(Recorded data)
↓↓↓
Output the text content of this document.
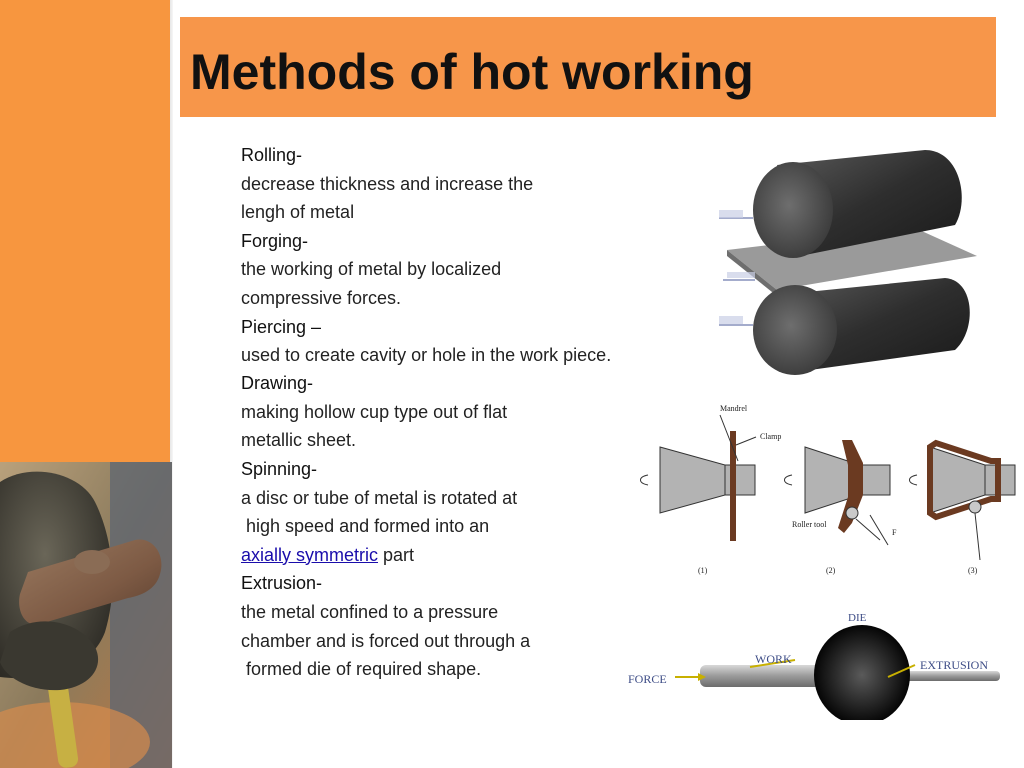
Methods of hot working

Rolling-

decrease thickness and increase the

lengh of metal

Forging-

the working of metal by localized

compressive forces.

Piercing –

used to create cavity or hole in the work piece.

Drawing-

making hollow cup type out of flat

metallic sheet.

Spinning-

a disc or tube of metal is rotated at

high speed and formed into an

axially symmetric part

Extrusion-

the metal confined to a pressure

chamber and is forced out through a

formed die of required shape.

Mandrel
Clamp
Roller tool
F
(1)	(2)	(3)
FORCE
WORK
DIE
EXTRUSION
↑↑↑
The problem
Transcribe the whole listing, character for character, but not its images.

Task solution
Output the text content of this document.
Methods of hot working

Rolling-

decrease thickness and increase the

lengh of metal

Forging-

the working of metal by localized

compressive forces.

Piercing –

used to create cavity or hole in the work piece.

Drawing-

making hollow cup type out of flat

metallic sheet.

Spinning-

a disc or tube of metal is rotated at

high speed and formed into an

axially symmetric part

Extrusion-

the metal confined to a pressure

chamber and is forced out through a

formed die of required shape.

Mandrel
Clamp
Roller tool
F
(1)	(2)	(3)
FORCE
WORK
DIE
EXTRUSION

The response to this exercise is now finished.